### DATASET ENTRIES

------------------------------------------------------------

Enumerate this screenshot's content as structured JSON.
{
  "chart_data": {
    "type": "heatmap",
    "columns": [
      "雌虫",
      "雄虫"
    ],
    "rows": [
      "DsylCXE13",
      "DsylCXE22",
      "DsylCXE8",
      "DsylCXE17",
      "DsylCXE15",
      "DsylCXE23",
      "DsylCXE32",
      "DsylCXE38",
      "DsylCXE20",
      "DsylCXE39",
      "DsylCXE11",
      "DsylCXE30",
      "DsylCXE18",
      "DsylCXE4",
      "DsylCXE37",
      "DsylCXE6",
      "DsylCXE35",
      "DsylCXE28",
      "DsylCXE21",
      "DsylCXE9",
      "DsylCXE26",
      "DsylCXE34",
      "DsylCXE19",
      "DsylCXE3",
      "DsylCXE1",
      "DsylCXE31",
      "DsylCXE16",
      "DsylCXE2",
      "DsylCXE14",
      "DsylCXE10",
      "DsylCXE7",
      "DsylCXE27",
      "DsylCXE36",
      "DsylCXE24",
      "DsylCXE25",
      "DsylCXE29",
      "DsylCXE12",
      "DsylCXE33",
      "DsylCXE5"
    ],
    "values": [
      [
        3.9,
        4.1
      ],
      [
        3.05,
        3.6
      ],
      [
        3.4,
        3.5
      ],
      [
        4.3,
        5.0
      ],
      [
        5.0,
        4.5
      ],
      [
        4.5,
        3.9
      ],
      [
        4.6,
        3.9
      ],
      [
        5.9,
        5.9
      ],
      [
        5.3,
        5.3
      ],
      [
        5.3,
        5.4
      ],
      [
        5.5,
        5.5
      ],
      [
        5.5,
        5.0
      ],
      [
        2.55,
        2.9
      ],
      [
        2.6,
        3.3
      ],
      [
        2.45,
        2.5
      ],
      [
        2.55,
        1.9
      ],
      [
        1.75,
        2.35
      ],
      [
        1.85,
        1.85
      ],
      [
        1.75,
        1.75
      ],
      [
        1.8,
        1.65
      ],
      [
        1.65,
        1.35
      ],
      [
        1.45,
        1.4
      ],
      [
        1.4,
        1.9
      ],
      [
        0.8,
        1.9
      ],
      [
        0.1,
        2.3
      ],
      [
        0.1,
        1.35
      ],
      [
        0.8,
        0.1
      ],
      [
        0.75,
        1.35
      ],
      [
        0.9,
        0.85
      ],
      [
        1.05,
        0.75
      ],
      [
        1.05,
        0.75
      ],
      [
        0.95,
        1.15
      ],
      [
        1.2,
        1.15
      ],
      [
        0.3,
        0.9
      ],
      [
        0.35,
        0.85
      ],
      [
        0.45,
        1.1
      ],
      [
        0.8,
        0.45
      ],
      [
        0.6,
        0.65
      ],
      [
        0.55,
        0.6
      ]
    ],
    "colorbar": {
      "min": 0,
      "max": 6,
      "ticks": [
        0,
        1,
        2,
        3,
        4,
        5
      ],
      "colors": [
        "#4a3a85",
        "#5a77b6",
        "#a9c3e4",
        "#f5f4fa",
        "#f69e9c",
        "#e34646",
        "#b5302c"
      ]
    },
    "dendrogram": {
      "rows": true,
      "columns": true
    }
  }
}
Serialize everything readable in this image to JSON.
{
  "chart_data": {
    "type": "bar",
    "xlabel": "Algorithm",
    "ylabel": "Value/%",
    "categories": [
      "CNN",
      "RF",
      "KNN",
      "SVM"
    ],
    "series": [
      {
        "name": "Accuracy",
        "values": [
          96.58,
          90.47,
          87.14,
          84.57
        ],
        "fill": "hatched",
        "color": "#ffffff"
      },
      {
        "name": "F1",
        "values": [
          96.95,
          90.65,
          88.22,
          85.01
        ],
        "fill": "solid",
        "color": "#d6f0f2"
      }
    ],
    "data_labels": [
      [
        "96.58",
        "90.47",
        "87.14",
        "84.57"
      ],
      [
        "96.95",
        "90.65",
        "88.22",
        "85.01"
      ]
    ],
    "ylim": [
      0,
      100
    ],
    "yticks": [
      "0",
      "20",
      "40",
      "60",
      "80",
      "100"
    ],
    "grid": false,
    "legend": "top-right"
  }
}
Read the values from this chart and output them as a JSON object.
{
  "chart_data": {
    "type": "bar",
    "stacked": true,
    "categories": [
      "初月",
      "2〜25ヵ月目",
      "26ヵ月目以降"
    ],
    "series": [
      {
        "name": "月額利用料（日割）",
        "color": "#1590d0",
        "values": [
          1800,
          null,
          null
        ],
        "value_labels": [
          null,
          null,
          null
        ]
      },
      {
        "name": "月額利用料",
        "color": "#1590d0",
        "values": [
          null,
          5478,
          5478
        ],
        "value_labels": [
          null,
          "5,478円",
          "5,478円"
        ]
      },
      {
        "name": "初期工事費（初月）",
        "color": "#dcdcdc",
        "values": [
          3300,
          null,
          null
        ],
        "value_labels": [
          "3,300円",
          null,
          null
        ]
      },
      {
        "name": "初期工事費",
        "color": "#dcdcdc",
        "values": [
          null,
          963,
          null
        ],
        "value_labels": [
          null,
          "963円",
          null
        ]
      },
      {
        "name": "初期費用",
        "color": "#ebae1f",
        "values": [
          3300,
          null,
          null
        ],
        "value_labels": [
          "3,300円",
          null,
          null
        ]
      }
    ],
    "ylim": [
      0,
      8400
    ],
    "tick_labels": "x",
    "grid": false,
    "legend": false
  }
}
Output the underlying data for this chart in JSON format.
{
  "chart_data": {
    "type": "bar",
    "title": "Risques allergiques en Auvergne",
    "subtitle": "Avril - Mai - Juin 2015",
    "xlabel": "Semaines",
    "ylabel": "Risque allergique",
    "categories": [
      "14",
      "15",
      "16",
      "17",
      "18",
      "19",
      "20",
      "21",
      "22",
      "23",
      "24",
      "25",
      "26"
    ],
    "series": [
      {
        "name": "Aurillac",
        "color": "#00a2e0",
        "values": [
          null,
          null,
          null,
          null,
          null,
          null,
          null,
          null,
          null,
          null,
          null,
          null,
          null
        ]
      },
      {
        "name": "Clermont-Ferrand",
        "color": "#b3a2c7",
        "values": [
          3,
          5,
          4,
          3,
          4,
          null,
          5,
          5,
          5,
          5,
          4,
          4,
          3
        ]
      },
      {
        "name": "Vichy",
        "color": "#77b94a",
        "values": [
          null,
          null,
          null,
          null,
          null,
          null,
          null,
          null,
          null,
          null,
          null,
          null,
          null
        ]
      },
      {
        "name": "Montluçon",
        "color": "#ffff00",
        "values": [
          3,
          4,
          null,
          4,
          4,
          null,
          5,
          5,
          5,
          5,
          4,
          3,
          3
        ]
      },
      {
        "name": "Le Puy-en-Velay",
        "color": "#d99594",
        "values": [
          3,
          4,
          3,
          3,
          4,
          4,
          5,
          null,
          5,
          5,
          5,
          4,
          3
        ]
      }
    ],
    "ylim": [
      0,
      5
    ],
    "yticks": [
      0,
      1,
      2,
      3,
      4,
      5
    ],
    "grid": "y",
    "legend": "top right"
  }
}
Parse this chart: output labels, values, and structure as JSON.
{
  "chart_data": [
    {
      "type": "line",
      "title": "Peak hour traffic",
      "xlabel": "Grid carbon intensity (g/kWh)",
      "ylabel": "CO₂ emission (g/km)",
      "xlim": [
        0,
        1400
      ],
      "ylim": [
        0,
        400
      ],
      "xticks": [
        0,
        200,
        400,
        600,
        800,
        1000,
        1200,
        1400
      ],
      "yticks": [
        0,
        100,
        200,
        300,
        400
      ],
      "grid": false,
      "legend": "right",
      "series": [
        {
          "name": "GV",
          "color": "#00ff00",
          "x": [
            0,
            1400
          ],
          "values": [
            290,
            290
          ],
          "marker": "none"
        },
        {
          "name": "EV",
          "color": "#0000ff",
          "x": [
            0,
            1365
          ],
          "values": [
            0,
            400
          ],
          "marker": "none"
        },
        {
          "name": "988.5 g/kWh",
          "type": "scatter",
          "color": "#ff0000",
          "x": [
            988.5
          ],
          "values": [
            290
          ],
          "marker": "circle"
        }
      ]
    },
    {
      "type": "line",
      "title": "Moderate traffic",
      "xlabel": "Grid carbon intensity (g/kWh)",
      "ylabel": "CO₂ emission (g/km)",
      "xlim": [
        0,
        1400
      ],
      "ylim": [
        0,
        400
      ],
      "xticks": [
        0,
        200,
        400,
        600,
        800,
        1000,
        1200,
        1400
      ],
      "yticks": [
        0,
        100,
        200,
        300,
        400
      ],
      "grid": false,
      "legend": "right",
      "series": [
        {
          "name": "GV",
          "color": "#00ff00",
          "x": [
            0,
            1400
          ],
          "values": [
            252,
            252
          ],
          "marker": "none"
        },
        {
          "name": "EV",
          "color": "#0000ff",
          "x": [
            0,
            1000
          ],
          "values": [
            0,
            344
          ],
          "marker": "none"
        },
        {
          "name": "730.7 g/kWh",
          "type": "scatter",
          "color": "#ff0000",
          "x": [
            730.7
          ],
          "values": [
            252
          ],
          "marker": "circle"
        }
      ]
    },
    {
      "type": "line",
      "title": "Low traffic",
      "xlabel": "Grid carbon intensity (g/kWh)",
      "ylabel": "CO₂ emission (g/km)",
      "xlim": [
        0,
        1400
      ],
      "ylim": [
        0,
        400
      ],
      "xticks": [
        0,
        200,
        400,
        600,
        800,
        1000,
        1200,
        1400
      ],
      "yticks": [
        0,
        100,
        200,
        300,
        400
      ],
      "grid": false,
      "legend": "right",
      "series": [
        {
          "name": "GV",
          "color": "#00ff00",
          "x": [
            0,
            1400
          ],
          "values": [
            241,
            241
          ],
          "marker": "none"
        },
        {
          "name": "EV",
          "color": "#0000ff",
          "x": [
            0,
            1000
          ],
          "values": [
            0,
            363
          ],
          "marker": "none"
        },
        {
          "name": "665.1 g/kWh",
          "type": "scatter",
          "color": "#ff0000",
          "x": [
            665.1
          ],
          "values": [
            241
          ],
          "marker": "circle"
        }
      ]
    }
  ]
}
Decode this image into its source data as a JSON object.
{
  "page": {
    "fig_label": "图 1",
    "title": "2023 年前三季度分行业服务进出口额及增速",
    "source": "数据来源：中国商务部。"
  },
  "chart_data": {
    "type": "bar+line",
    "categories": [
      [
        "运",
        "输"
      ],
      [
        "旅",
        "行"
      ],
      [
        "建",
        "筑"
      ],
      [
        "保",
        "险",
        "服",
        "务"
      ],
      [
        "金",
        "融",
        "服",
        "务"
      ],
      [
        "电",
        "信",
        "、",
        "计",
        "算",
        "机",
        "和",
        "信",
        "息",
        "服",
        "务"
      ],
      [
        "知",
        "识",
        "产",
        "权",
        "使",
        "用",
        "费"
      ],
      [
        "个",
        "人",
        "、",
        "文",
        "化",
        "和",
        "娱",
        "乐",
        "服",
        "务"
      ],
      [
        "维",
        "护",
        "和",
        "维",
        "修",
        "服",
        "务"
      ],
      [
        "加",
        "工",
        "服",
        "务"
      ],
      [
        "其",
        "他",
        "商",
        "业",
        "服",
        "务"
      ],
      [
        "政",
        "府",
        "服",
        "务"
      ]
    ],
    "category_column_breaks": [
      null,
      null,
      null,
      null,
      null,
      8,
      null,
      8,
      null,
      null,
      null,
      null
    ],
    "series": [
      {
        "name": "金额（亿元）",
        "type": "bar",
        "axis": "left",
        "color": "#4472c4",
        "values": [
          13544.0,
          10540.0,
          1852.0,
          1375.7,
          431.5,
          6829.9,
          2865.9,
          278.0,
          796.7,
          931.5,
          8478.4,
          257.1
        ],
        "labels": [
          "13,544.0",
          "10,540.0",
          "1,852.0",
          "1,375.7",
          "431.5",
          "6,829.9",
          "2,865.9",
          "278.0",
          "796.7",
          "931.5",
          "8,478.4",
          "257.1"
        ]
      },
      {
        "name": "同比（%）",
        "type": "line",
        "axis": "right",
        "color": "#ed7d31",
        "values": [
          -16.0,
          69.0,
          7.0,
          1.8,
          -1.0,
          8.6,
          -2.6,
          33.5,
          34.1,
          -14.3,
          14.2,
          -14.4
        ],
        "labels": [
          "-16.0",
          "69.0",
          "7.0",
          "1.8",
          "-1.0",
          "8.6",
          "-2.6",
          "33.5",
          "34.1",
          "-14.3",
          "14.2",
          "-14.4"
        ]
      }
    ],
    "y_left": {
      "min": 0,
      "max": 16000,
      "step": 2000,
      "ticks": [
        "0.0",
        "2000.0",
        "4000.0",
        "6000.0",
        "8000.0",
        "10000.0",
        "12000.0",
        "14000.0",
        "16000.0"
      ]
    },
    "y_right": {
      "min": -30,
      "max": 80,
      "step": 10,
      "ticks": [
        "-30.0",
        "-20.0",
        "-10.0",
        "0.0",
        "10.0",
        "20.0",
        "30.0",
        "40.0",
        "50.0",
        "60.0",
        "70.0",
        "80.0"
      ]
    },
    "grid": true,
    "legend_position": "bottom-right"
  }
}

------------------------------------------------------------

### TASK GOAL
Take each line of the material that contains the word "object" and list it.

### RESULT
Read the values from this chart and output them as a JSON object.
Decode this image into its source data as a JSON object.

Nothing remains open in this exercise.